Virtual Routing and Forwarding

Feature Summary and Revision History

Revision History

Table 1. Revision History
Revision Details Release
UPF supports up to 200 VRFs for private APN/DNN. 2023.02.0
UPF supports up to 129 VRFs for private APN/DNN. 2022.04.0
Support is added for the following functionality:

  • Overlapping IP Pools

  • Removal of mandatory VRF ordering between SMF and UPF

 2021.01.0
First introduced. 2020.02.0

Feature Description

Virtual Routing and Forwarding (VRF) is a technology that allows multiple instances of a routing table to coexist within the same router at the same time. As the routing instances are independent, VRF uses the same or overlapping IP addresses without conflicting with each other.


Note

In 2023.02.0 and later releases, UPF supports up to 200 VRFs for private APN or DNN.

In releases prior to 2023.02.0, UPF supported up to 129 VRFs for private APN or DNN.

In UPF, this feature enables association of IP address pools with VRF. The chunks from this pool are allocated to the UPFs that are configured to use these pools. VRF-associated pools in UPF can be either Static or Private type.

When UPF comes up for registration, the chunks in the PRIVATE VRF pool are allocated similar to the normal private pools. For a Static VRF pool, SMF does chunk allocation to UPF during configuration. An Sx-Route-Update message is sent for pre-allocated static chunks during UPF registration.

Overlapping IP Pool

Overlapping pools share and use an IP address range. Overlapping pools can either be of Static or Private type. Public pools cannot be configured as overlapping pools. Each overlapping pool is part of a different VRF (routing domain) and pool-group. Since an APN can use only one pool-group, overlapping pools are part of different APNs.

Without this functionality, overlapping pools are configured at SMF. However, chunks from two overlapping pools cannot be sent to the same UPF. That is, the UPF cannot handle chunks from two different overlapping pools. Same number of UPFs and overlapping pools are required for sharing the same IP address range.

With this functionality, UPF handles chunks from two different overlapping pools. So, a single UPF can handle any number of overlapping pools sharing the same IP range.

The functionality of overlapping pools in the same UPF includes:

  • When a chunk from a particular pool is installed on UPF, its corresponding vrf-name is sent along with the chunk.

  • The UPFs are VRF-aware of the chunks and install chunks on the corresponding VRFs. The chunk database is populated under VRFs.
§ §
> [WHAT IS ASKED]
a: List every release number that appears in the revision history table of the Virtual Routing and Forwarding text.
b: Extend the Virtual Routing and Forwarding text, picking up right after its final sentence.
The items are not needed for any part of this work.

> [RECORD SET]
§ §
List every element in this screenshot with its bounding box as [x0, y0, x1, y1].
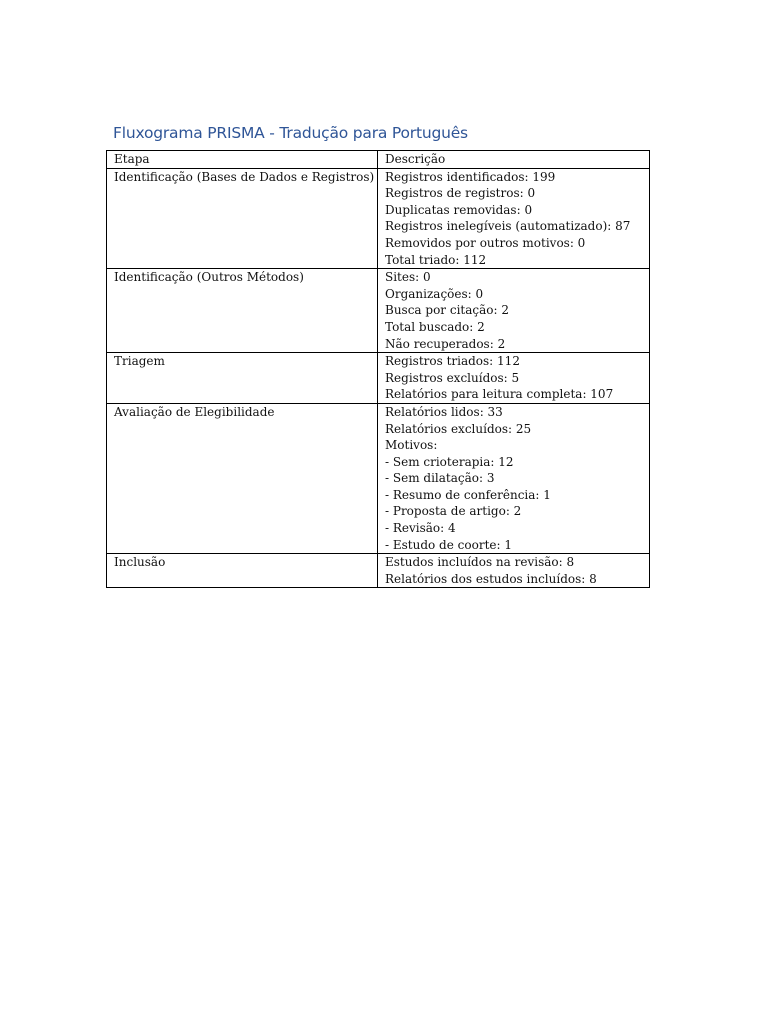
§ §
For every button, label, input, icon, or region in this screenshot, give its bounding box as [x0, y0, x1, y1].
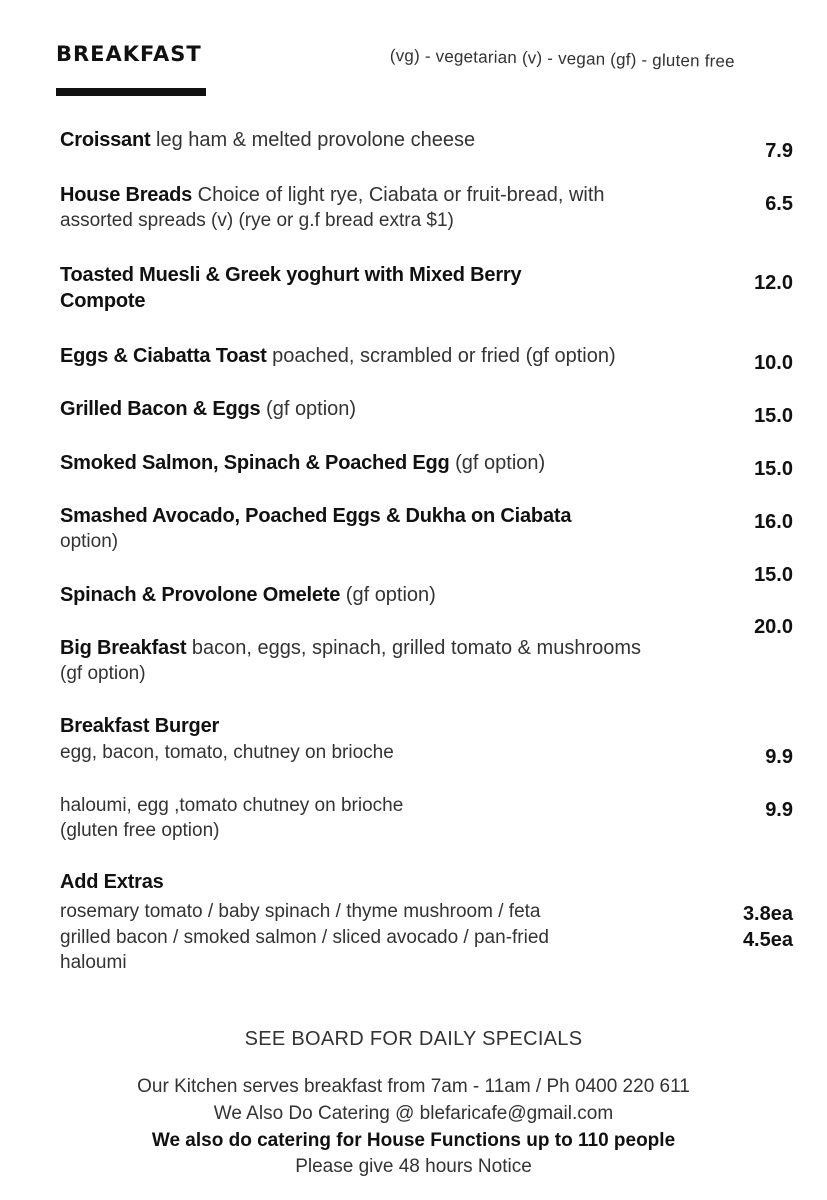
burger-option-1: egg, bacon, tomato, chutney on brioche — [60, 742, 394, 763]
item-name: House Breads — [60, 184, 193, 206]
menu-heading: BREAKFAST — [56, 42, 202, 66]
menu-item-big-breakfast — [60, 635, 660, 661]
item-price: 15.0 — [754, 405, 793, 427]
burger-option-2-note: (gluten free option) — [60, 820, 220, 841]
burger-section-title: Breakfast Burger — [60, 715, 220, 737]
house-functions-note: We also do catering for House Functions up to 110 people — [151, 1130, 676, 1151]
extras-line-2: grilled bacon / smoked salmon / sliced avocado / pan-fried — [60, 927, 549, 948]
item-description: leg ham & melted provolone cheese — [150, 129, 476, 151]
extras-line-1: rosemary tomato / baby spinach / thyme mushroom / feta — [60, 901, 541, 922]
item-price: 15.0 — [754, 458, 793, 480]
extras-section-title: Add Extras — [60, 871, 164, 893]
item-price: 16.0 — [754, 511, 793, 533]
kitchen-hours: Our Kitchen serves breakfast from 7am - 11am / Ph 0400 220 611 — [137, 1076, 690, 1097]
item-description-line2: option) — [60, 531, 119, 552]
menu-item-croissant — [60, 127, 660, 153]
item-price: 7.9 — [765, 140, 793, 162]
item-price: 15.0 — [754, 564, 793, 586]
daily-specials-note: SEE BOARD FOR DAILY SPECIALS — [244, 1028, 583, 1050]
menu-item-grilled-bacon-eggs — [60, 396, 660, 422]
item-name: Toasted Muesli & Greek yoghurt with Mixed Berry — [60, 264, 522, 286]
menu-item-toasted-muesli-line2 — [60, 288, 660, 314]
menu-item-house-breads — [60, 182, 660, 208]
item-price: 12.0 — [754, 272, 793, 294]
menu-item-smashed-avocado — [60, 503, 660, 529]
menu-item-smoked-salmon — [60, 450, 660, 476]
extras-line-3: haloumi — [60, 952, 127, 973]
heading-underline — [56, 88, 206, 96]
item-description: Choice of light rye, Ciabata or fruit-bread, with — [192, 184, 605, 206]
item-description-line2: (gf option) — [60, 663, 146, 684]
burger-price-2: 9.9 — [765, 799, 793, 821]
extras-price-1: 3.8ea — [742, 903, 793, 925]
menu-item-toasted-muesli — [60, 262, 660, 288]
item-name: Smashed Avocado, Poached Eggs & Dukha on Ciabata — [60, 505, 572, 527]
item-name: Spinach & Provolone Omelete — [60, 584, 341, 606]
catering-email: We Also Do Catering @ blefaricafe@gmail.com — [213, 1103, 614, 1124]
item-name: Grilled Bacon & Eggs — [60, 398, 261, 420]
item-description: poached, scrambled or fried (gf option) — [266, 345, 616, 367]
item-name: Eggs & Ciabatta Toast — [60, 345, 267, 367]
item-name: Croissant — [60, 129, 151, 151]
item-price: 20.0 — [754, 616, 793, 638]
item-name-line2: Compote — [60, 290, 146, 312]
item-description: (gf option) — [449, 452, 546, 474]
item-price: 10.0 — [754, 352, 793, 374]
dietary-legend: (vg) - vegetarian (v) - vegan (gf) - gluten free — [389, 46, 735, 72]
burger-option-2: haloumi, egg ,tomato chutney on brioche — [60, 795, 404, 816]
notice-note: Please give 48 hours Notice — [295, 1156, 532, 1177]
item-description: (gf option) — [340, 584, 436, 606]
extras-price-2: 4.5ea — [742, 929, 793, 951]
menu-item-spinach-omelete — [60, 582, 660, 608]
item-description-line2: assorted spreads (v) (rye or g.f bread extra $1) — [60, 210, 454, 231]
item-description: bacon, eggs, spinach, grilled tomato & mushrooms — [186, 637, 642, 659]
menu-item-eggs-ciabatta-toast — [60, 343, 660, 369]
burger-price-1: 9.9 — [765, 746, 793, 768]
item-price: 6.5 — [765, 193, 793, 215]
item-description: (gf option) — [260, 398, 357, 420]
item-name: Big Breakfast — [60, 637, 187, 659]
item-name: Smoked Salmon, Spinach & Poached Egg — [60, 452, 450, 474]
§ §
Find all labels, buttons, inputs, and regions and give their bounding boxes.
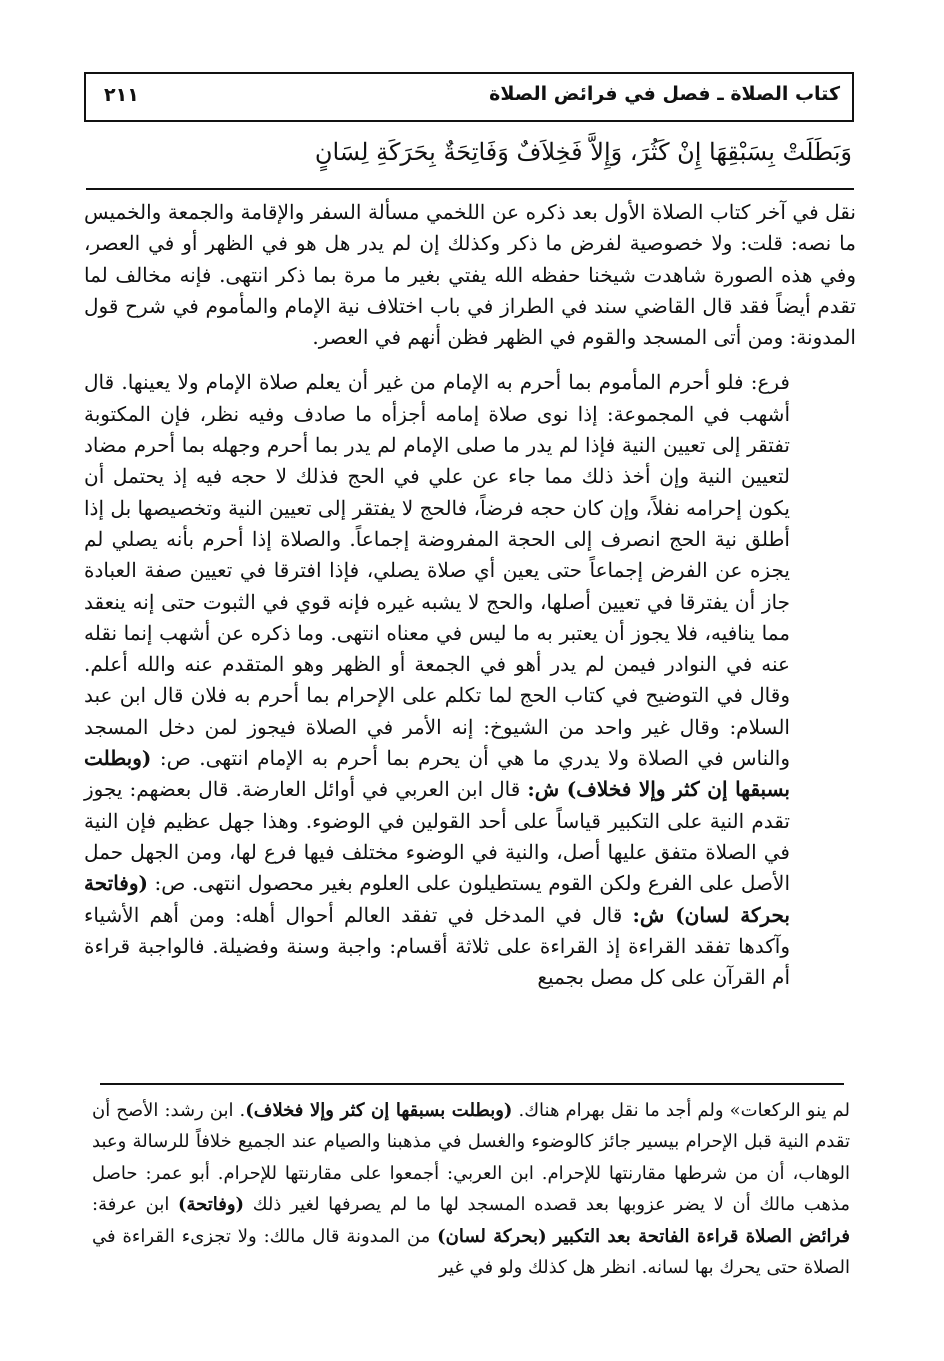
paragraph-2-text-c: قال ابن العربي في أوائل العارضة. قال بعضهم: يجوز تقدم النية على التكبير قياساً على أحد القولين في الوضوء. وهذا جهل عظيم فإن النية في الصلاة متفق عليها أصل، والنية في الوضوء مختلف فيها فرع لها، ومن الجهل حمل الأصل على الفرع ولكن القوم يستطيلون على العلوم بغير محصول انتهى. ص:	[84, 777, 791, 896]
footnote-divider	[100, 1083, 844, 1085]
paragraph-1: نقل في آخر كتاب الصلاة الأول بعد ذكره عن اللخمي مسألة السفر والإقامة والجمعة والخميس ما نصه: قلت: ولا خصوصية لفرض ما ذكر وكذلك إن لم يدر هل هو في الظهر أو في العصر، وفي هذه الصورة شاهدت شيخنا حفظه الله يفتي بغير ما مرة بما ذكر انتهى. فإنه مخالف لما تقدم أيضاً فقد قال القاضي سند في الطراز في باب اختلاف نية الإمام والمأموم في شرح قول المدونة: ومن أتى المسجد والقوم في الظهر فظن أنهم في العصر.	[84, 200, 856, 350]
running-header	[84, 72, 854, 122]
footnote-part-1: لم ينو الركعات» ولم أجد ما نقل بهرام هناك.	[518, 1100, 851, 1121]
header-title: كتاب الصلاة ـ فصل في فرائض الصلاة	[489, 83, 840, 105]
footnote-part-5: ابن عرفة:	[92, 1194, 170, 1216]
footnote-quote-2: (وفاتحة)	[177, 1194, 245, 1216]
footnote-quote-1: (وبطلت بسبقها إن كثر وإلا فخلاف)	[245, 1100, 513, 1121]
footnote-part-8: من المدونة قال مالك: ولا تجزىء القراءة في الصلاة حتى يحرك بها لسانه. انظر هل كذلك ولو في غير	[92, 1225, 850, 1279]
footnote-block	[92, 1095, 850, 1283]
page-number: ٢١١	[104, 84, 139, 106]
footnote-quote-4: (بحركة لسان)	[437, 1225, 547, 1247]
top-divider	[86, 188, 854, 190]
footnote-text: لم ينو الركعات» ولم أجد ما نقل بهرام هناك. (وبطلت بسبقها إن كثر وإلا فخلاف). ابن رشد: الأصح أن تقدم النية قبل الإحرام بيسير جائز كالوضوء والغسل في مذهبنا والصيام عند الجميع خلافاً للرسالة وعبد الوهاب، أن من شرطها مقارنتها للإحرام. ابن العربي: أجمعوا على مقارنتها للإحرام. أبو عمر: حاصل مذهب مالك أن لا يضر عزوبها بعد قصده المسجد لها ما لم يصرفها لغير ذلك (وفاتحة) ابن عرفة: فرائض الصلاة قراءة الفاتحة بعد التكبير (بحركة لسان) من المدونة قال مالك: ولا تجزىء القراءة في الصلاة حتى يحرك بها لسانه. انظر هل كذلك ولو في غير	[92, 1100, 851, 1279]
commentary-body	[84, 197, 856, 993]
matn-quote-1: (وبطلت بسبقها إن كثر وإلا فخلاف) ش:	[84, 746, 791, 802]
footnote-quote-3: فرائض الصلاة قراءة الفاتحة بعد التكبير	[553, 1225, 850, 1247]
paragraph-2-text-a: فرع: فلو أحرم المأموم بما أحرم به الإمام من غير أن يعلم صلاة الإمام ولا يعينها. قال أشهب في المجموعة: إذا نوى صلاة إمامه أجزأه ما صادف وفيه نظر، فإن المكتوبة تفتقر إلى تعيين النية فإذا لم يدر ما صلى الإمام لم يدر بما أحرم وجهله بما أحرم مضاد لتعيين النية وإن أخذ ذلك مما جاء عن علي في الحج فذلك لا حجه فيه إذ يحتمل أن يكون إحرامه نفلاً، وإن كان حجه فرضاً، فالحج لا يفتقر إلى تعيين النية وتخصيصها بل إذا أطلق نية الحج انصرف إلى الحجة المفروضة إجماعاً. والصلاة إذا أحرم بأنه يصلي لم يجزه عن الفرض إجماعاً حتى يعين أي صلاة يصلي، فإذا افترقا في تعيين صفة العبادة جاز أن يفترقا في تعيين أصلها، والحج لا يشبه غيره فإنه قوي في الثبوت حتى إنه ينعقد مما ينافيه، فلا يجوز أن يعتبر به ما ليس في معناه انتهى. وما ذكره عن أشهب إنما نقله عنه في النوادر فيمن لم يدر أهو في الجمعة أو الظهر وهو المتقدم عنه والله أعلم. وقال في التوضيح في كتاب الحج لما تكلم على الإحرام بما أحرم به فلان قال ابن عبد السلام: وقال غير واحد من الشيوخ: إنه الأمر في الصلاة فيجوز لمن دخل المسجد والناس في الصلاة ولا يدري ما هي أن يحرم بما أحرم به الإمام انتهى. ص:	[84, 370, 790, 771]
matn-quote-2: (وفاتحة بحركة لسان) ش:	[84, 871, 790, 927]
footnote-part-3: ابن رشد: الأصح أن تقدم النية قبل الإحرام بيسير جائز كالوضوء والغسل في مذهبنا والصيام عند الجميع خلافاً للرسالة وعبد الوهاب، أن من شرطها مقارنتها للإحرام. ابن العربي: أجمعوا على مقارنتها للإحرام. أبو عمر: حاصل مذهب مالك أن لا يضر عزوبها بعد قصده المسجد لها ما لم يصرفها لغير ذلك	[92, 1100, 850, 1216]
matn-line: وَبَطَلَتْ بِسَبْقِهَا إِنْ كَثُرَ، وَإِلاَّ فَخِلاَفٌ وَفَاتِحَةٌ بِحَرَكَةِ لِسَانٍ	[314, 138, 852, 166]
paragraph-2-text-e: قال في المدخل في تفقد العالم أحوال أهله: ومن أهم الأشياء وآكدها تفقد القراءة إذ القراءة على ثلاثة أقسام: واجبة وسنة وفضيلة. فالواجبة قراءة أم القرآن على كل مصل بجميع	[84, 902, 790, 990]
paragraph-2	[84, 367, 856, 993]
§ §
> [ANSWERS TO THE TASKS]
a: 2023.02.0, 2022.04.0, 2021.01.0, 2020.02.0

b:
  • During call allocation, release, recovery, or any communication toward VPNMgr, the corresponding SessMgr at UPF includes vrf-id. This enables VPNMgr to select the correct chunk for that IP under the provided vrf-id for processing.

UE IP VRF is a custom IE that encapsulates the VRF name of N4 SESSION ESTABLISHMENT REQUEST message.

UE IP VRF Information Element

The following is the IE format of the private UE IP VRF.

Table 2. UE IP VRF Format
Bits
Octets 8 7 6 5 4 3 2 1
1 to 2 Type = 242 (decimal)
3 to 4 Length = n
5 Spare Identical VRF flag IPv6 VRF Valid IPv4 VRF Valid
m to m+1 VRF-1 Name Length = p
m+1 to m+1+p VRF-1 Name
n to n+1 VRF-2 Name Length = q
m+1 to m+1+q VRF-2 Name

The following table shows the possible values of the "UE IP VRF" fields.

Cases UE IP VRF Value (binary)
Bit 3 Bit 2 Bit 1
1 None of the IPv4 and IPv6 UE IP addresses are associated to VRF. 0 0 0
2 Only IPv4 UE IP address is associated to a VRF. 0 0 1
3 Only IPv6 UE IP address is associated to VRF. 0 1 0
4 Both IPv4 and IPv6 UE IP addresses are associated to different VRFs. 0 1 1
5 Both IPv4 and IPv6 UE IP addresses are associated to a common VRF. 1 1 1

VRF Name as Identifier

The communication between SMF and UPF, related to VRF, was done through vrf-id. This required the operator to have all VRFs configured in both SMF and UPF, and also in the same order.

With this feature, vrf-name is used as identifier in all the communication between SMF and UPF related to VRFs. This feature eliminates the configuration of all VRFs in UPF. Operator can configure VRFs in different order at SMF and UPF, and can identify the VRF with the same vrf-name in both the nodes.

Limitations and Restrictions

The following are the known limitations and restrictions in UPF:

  • UPF supports only VRF-based overlapping pools. UPF does not support overlapping pools such as NH-based and VLAN-based pools.

  • UPF does not permit PDN Type IPv4v6-based call on static IP pools with multiple UPFs in the same UPF group.

  • UPF does not support dynamic update of VRF.

Configuring VRF

Use the following steps to configure VRF support in UPF.

At SMF:

  1. Create the APN or DNN profile.

  2. Create overlapping IP pools and associate the respective APN or DNN and VRF at context-level.

  3. Associate APN or DNN to the UPF profile.

The following is an example of the SMF configuration:

profile dnn intershat1
.
.
.
   upf apn mpls1.com
exit
profile dnn intershat2
.
.
.
   upf apn mpls2.com
exit
profile network-element upf upf1
.
.
.
   dnn-list [ intershat1 intershat2 ]
exit
profile network-element upf upf2
.
.
.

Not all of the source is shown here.